▸ **Job**: Repeat each entry in full, exactly.

▸ **Available records**:
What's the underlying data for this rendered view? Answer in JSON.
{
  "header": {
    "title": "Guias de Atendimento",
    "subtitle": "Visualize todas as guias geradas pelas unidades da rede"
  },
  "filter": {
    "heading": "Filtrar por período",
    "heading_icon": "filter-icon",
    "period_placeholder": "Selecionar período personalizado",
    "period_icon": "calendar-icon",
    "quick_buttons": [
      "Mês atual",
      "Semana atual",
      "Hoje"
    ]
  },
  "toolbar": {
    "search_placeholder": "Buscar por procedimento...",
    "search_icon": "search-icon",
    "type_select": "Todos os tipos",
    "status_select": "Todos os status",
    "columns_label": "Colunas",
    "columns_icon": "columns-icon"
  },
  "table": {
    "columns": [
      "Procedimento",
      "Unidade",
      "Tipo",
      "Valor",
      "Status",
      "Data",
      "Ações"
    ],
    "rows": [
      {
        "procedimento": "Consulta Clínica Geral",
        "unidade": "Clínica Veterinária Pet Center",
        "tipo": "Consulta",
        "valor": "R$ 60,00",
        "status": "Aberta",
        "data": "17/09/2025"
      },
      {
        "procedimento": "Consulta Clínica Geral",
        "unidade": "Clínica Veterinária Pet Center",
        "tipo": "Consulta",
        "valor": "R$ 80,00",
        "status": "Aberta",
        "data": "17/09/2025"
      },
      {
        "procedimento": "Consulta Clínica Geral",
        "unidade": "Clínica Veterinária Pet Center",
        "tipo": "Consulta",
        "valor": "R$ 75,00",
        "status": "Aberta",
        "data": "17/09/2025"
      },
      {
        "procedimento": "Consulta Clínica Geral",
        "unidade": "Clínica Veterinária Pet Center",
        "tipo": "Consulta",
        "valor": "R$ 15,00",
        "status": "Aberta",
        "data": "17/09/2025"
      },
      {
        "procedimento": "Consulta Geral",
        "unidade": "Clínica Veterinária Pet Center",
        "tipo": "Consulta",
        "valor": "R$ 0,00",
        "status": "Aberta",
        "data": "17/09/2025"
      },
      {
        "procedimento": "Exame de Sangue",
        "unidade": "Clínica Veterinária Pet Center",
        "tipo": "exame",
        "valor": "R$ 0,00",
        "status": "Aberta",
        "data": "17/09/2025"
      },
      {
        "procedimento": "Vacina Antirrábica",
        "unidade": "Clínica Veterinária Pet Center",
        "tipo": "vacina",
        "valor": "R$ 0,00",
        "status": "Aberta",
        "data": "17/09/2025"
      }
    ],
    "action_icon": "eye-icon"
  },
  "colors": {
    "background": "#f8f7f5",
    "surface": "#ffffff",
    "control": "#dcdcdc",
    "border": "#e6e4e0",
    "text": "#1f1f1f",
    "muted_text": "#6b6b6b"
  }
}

▸ **Right answer**:
What's the underlying data for this rendered view? Answer in JSON.
{
  "header": {
    "title": "Guias de Atendimento",
    "subtitle": "Visualize todas as guias geradas pelas unidades da rede"
  },
  "filter": {
    "heading": "Filtrar por período",
    "heading_icon": "filter-icon",
    "period_placeholder": "Selecionar período personalizado",
    "period_icon": "calendar-icon",
    "quick_buttons": [
      "Mês atual",
      "Semana atual",
      "Hoje"
    ]
  },
  "toolbar": {
    "search_placeholder": "Buscar por procedimento...",
    "search_icon": "search-icon",
    "type_select": "Todos os tipos",
    "status_select": "Todos os status",
    "columns_label": "Colunas",
    "columns_icon": "columns-icon"
  },
  "table": {
    "columns": [
      "Procedimento",
      "Unidade",
      "Tipo",
      "Valor",
      "Status",
      "Data",
      "Ações"
    ],
    "rows": [
      {
        "procedimento": "Consulta Clínica Geral",
        "unidade": "Clínica Veterinária Pet Center",
        "tipo": "Consulta",
        "valor": "R$ 60,00",
        "status": "Aberta",
        "data": "17/09/2025"
      },
      {
        "procedimento": "Consulta Clínica Geral",
        "unidade": "Clínica Veterinária Pet Center",
        "tipo": "Consulta",
        "valor": "R$ 80,00",
        "status": "Aberta",
        "data": "17/09/2025"
      },
      {
        "procedimento": "Consulta Clínica Geral",
        "unidade": "Clínica Veterinária Pet Center",
        "tipo": "Consulta",
        "valor": "R$ 75,00",
        "status": "Aberta",
        "data": "17/09/2025"
      },
      {
        "procedimento": "Consulta Clínica Geral",
        "unidade": "Clínica Veterinária Pet Center",
        "tipo": "Consulta",
        "valor": "R$ 15,00",
        "status": "Aberta",
        "data": "17/09/2025"
      },
      {
        "procedimento": "Consulta Geral",
        "unidade": "Clínica Veterinária Pet Center",
        "tipo": "Consulta",
        "valor": "R$ 0,00",
        "status": "Aberta",
        "data": "17/09/2025"
      },
      {
        "procedimento": "Exame de Sangue",
        "unidade": "Clínica Veterinária Pet Center",
        "tipo": "exame",
        "valor": "R$ 0,00",
        "status": "Aberta",
        "data": "17/09/2025"
      },
      {
        "procedimento": "Vacina Antirrábica",
        "unidade": "Clínica Veterinária Pet Center",
        "tipo": "vacina",
        "valor": "R$ 0,00",
        "status": "Aberta",
        "data": "17/09/2025"
      }
    ],
    "action_icon": "eye-icon"
  },
  "colors": {
    "background": "#f8f7f5",
    "surface": "#ffffff",
    "control": "#dcdcdc",
    "border": "#e6e4e0",
    "text": "#1f1f1f",
    "muted_text": "#6b6b6b"
  }
}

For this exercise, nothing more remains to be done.